Records:
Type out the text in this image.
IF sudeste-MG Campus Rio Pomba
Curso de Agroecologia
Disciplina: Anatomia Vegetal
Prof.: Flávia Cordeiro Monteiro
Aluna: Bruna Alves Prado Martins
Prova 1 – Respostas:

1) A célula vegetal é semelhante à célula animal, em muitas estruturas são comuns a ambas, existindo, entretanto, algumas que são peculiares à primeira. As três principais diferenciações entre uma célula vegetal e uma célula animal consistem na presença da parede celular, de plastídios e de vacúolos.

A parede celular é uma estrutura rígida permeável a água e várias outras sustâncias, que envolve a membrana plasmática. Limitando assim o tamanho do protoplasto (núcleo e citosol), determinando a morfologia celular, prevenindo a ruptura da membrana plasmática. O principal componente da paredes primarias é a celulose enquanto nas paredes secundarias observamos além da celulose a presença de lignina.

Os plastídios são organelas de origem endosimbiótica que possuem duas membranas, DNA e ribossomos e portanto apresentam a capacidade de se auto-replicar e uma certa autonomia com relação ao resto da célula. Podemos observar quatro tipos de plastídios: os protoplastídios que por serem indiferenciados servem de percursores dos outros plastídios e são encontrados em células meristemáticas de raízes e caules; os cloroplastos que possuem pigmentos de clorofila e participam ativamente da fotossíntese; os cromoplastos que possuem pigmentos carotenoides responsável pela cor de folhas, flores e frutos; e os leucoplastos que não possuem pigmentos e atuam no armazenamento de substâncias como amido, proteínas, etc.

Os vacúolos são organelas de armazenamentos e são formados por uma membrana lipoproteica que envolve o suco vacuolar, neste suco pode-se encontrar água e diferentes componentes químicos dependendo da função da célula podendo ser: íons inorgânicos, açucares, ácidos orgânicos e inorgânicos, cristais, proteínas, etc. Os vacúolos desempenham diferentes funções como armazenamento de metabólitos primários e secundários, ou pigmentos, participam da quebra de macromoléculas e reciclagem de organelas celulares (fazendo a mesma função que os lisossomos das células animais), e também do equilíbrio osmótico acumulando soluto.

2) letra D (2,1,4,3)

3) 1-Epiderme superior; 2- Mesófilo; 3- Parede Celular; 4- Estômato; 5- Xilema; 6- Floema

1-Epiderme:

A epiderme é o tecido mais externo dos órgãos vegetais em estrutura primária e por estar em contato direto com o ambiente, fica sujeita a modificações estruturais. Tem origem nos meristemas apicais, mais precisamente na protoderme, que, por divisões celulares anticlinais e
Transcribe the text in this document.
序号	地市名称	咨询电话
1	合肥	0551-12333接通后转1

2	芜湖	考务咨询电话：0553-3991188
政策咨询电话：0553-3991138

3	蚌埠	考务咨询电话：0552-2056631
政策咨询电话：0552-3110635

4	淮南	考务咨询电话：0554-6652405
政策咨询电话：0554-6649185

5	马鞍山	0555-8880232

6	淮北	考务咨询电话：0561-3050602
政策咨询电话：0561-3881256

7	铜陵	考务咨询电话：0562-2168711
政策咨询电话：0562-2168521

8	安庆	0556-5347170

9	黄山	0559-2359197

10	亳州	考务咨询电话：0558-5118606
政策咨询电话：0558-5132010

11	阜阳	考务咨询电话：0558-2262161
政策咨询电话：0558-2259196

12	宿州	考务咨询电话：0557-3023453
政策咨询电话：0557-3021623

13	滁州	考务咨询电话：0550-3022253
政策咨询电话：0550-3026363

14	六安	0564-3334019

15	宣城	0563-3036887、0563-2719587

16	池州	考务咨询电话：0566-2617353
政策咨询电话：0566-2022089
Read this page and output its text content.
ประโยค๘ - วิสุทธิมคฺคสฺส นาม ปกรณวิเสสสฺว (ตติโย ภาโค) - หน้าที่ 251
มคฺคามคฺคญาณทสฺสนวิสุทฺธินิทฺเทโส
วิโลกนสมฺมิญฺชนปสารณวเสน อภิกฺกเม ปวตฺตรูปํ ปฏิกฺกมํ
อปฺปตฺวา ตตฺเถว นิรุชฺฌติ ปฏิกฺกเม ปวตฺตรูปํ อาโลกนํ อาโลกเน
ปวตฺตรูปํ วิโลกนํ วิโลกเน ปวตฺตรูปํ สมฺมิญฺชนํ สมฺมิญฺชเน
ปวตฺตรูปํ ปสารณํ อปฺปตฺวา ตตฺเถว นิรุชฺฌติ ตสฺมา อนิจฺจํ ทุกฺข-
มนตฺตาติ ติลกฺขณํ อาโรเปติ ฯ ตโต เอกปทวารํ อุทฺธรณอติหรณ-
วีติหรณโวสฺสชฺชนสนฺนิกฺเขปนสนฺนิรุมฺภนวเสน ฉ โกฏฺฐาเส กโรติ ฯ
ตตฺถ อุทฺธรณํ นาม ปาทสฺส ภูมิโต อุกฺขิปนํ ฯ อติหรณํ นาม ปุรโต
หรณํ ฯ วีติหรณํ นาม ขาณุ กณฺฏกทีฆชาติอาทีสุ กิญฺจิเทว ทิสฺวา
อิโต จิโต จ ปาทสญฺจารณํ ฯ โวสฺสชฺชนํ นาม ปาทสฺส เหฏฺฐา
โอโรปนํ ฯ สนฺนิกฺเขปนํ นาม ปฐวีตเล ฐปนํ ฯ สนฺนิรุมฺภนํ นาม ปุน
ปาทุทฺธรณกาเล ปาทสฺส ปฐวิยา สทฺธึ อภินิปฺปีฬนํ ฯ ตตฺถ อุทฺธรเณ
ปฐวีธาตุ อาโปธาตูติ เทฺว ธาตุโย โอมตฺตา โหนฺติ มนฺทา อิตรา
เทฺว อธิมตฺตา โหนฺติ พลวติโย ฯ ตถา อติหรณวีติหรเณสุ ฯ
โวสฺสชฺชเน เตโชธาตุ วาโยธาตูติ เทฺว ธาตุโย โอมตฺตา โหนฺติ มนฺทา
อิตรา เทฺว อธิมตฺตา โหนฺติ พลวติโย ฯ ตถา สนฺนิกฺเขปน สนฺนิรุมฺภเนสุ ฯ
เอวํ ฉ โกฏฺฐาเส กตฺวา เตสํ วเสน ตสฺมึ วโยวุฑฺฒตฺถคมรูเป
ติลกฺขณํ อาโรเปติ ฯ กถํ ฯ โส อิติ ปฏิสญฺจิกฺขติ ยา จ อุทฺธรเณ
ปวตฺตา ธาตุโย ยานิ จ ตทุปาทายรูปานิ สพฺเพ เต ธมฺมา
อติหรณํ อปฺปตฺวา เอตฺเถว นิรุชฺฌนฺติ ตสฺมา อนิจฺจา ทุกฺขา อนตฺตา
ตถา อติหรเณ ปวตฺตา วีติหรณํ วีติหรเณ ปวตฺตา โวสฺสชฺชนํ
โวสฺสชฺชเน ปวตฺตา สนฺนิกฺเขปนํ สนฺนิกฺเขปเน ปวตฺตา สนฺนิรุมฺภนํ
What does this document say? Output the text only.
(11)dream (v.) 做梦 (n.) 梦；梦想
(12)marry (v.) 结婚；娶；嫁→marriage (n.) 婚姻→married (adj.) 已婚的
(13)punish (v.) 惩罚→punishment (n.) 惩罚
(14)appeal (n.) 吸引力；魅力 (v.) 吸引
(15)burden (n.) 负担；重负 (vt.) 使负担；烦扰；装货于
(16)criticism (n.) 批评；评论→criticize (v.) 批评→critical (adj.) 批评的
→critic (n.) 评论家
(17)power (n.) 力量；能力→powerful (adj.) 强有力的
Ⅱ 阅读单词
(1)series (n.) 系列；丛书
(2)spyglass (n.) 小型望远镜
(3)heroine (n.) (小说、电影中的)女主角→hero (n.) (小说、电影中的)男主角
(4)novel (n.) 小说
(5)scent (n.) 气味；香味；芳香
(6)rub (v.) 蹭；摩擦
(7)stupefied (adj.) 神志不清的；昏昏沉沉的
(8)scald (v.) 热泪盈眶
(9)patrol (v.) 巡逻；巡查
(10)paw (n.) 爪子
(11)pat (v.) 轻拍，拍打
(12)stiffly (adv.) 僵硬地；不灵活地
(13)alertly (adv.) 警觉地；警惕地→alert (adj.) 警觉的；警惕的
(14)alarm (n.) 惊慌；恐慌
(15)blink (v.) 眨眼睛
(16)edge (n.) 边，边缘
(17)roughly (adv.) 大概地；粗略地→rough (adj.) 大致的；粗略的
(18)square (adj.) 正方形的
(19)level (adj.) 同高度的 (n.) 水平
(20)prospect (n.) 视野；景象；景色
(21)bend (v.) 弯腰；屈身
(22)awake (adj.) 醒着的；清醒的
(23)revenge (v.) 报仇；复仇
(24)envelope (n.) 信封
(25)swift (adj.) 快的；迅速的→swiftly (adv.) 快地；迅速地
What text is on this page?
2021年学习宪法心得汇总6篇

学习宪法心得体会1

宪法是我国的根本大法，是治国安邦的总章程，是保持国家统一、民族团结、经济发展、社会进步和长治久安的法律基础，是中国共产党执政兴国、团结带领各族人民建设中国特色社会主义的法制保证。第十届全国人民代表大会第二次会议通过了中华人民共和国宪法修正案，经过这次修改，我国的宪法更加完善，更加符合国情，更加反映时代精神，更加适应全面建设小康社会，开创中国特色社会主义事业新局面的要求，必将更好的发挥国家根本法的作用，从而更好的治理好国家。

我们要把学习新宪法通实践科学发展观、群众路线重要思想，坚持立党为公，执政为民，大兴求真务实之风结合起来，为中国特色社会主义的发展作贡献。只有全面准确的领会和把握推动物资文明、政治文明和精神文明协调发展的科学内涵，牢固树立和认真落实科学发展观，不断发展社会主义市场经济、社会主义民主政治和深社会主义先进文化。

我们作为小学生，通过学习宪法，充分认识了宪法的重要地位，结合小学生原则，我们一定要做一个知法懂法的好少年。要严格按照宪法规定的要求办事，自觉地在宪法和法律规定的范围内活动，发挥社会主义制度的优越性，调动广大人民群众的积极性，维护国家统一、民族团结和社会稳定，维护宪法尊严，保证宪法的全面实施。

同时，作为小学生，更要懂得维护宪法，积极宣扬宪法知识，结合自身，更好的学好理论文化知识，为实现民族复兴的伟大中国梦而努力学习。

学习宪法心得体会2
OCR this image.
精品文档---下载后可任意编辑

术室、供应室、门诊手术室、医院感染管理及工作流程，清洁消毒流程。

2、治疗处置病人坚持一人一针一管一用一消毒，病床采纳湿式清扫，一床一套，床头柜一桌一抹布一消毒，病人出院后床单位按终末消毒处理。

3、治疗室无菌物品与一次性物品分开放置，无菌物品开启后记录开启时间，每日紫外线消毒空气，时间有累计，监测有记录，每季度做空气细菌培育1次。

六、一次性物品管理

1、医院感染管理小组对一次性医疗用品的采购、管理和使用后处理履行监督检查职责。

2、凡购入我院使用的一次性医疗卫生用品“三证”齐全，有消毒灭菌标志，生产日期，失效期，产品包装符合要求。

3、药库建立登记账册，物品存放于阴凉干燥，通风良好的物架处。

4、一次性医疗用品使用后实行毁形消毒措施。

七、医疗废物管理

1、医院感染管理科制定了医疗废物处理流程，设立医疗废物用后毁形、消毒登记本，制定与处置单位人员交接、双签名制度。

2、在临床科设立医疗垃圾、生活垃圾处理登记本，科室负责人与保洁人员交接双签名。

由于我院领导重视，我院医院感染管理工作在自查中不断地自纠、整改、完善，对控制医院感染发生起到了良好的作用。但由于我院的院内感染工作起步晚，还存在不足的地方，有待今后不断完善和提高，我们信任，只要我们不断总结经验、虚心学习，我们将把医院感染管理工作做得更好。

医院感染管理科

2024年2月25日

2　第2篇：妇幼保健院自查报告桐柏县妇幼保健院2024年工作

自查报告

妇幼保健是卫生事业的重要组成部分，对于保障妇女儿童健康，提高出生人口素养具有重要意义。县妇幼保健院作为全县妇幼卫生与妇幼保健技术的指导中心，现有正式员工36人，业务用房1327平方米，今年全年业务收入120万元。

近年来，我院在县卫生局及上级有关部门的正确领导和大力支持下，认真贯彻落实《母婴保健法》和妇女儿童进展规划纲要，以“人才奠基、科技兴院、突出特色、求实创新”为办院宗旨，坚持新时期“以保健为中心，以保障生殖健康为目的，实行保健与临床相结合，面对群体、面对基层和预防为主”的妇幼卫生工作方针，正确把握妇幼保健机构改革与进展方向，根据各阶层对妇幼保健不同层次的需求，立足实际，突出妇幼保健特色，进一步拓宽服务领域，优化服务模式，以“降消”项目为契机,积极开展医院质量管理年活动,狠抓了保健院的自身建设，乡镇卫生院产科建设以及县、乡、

What to produce: Copy out every line of the data that includes the word "ธรเณ".

Problem solution:
ปาทุทฺธรณกาเล ปาทสฺส ปฐวิยา สทฺธึ อภินิปฺปีฬนํ ฯ ตตฺถ อุทฺธรเณ
ติลกฺขณํ อาโรเปติ ฯ กถํ ฯ โส อิติ ปฏิสญฺจิกฺขติ ยา จ อุทฺธรเณ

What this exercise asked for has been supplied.